* _Extracted entries_:
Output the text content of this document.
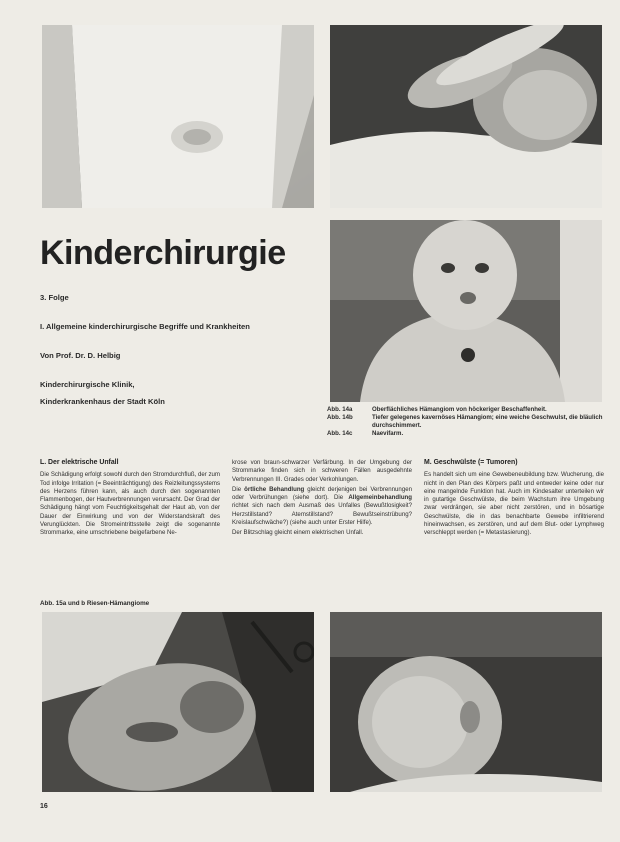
Kinderchirurgie
3. Folge
I. Allgemeine kinderchirurgische Begriffe und Krankheiten
Von Prof. Dr. D. Helbig
Kinderchirurgische Klinik,
Kinderkrankenhaus der Stadt Köln
Abb. 14a	Oberflächliches Hämangiom von höckeriger Beschaffenheit.
Abb. 14b	Tiefer gelegenes kavernöses Hämangiom; eine weiche Geschwulst, die bläulich durchschimmert.
Abb. 14c	Naevifarm.
L. Der elektrische Unfall

Die Schädigung erfolgt sowohl durch den Stromdurchfluß, der zum Tod infolge Irritation (= Beeinträchtigung) des Reizleitungssystems des Herzens führen kann, als auch durch den sogenannten Flammenbogen, der Hautverbrennungen verursacht. Der Grad der Schädigung hängt vom Feuchtigkeitsgehalt der Haut ab, von der Dauer der Einwirkung und von der Widerstandskraft des Verunglückten. Die Stromeintrittsstelle zeigt die sogenannte Strommarke, eine umschriebene beigefarbene Ne-

krose von braun-schwarzer Verfärbung. In der Umgebung der Strommarke finden sich in schweren Fällen ausgedehnte Verbrennungen III. Grades oder Verkohlungen.

Die örtliche Behandlung gleicht derjenigen bei Verbrennungen oder Verbrühungen (siehe dort). Die Allgemeinbehandlung richtet sich nach dem Ausmaß des Unfalles (Bewußtlosigkeit? Herzstillstand? Atemstillstand? Bewußtseinstrübung? Kreislaufschwäche?) (siehe auch unter Erster Hilfe).

Der Blitzschlag gleicht einem elektrischen Unfall.

M. Geschwülste (= Tumoren)

Es handelt sich um eine Gewebeneubildung bzw. Wucherung, die nicht in den Plan des Körpers paßt und entweder keine oder nur eine mangelnde Funktion hat. Auch im Kindesalter unterteilen wir in gutartige Geschwülste, die beim Wachstum ihre Umgebung zwar verdrängen, sie aber nicht zerstören, und in bösartige Geschwülste, die in das benachbarte Gewebe infiltrierend hineinwachsen, es zerstören, und auf dem Blut- oder Lymphweg verschleppt werden (= Metastasierung).

Abb. 15a und b Riesen-Hämangiome
16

* _Exercise directions_: Images are to be omitted; everything else in the records is to be transcribed exactly.

* _Task result_:
Output the text content of this document.
Kinderchirurgie
3. Folge
I. Allgemeine kinderchirurgische Begriffe und Krankheiten
Von Prof. Dr. D. Helbig
Kinderchirurgische Klinik,
Kinderkrankenhaus der Stadt Köln
Abb. 14a	Oberflächliches Hämangiom von höckeriger Beschaffenheit.
Abb. 14b	Tiefer gelegenes kavernöses Hämangiom; eine weiche Geschwulst, die bläulich durchschimmert.
Abb. 14c	Naevifarm.
L. Der elektrische Unfall

Die Schädigung erfolgt sowohl durch den Stromdurchfluß, der zum Tod infolge Irritation (= Beeinträchtigung) des Reizleitungssystems des Herzens führen kann, als auch durch den sogenannten Flammenbogen, der Hautverbrennungen verursacht. Der Grad der Schädigung hängt vom Feuchtigkeitsgehalt der Haut ab, von der Dauer der Einwirkung und von der Widerstandskraft des Verunglückten. Die Stromeintrittsstelle zeigt die sogenannte Strommarke, eine umschriebene beigefarbene Ne-

krose von braun-schwarzer Verfärbung. In der Umgebung der Strommarke finden sich in schweren Fällen ausgedehnte Verbrennungen III. Grades oder Verkohlungen.

Die örtliche Behandlung gleicht derjenigen bei Verbrennungen oder Verbrühungen (siehe dort). Die Allgemeinbehandlung richtet sich nach dem Ausmaß des Unfalles (Bewußtlosigkeit? Herzstillstand? Atemstillstand? Bewußtseinstrübung? Kreislaufschwäche?) (siehe auch unter Erster Hilfe).

Der Blitzschlag gleicht einem elektrischen Unfall.

M. Geschwülste (= Tumoren)

Es handelt sich um eine Gewebeneubildung bzw. Wucherung, die nicht in den Plan des Körpers paßt und entweder keine oder nur eine mangelnde Funktion hat. Auch im Kindesalter unterteilen wir in gutartige Geschwülste, die beim Wachstum ihre Umgebung zwar verdrängen, sie aber nicht zerstören, und in bösartige Geschwülste, die in das benachbarte Gewebe infiltrierend hineinwachsen, es zerstören, und auf dem Blut- oder Lymphweg verschleppt werden (= Metastasierung).

Abb. 15a und b Riesen-Hämangiome
16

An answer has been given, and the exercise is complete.